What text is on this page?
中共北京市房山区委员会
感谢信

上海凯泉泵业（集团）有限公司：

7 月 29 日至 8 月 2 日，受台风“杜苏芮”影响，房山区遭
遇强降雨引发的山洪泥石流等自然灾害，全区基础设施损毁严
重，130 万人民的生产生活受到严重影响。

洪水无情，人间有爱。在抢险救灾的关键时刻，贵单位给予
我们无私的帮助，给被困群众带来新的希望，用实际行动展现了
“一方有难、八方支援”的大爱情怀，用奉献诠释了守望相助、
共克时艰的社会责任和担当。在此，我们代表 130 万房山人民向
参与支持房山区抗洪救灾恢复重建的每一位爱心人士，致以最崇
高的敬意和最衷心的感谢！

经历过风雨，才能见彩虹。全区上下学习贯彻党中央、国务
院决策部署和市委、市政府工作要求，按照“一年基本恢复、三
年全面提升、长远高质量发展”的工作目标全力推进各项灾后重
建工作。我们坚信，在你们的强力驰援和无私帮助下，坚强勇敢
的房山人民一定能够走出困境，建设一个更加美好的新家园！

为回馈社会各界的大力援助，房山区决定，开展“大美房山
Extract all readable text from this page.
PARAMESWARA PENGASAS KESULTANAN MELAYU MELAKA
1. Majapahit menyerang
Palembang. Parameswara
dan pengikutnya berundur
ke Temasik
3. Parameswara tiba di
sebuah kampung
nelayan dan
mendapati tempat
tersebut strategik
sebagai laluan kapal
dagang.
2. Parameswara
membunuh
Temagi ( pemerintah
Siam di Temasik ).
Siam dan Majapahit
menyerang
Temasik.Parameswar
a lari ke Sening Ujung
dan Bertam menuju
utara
──────────
§ WRITTEN REQUEST
Return each line that includes "this".

§ REPLY
What text is on this page?
Extract all readable text from this page.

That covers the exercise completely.